EXERCISE DESCRIPTION
State how many lines contain "sapore", and write nothing except that count.

# # #

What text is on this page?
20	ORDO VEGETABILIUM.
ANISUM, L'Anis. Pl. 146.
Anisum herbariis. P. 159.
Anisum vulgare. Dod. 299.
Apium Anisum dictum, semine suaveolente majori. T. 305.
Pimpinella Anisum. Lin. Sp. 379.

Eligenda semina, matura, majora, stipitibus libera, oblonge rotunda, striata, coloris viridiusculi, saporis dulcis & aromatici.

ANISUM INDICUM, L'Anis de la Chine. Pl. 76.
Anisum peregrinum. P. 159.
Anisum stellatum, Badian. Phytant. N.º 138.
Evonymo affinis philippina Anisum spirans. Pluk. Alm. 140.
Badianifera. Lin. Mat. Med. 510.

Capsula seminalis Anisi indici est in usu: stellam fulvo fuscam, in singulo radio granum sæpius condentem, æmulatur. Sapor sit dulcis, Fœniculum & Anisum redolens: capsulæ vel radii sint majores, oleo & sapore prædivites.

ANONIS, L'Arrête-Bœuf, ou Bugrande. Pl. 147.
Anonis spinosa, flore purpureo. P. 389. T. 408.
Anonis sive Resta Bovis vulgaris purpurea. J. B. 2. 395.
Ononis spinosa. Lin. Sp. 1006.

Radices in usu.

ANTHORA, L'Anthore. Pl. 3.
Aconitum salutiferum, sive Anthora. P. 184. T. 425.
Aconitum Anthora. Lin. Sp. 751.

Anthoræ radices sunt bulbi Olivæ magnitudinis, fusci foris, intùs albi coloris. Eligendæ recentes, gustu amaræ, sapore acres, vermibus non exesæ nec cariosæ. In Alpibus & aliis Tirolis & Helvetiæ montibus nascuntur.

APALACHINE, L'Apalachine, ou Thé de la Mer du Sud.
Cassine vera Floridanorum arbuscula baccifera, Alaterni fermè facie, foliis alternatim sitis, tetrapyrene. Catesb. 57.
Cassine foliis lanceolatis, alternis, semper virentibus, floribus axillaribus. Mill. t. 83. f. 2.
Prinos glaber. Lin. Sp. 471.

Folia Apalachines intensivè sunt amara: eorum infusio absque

# # #

TASK RESPONSE
2